_BRIEF_. State the number of lines that hold the string "label", with nothing added.

____________

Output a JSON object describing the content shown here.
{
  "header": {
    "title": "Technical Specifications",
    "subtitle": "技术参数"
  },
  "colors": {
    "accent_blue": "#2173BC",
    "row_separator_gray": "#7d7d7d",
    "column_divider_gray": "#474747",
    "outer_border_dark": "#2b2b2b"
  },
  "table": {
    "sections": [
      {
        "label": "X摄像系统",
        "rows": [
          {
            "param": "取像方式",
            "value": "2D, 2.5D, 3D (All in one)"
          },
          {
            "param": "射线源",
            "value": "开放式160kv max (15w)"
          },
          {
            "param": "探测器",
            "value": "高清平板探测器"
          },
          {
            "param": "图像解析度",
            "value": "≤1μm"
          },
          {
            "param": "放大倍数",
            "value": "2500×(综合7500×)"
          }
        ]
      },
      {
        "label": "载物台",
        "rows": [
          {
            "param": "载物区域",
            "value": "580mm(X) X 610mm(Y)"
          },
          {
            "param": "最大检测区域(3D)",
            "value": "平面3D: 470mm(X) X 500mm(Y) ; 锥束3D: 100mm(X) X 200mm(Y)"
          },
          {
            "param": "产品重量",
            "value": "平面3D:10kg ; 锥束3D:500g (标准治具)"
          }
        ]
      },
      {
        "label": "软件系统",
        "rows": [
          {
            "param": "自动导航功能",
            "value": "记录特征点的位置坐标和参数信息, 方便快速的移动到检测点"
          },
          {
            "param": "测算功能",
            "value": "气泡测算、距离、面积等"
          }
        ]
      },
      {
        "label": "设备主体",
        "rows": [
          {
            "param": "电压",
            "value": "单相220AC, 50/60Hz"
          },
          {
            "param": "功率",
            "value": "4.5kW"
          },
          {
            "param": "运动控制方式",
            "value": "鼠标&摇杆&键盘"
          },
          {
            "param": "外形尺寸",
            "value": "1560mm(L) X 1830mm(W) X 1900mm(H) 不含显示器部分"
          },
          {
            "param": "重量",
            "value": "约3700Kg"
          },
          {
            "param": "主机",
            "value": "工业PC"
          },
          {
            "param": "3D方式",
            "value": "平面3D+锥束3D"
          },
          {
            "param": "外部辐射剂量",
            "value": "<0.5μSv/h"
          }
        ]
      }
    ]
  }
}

____________

_EXERCISE RESPONSE_. 4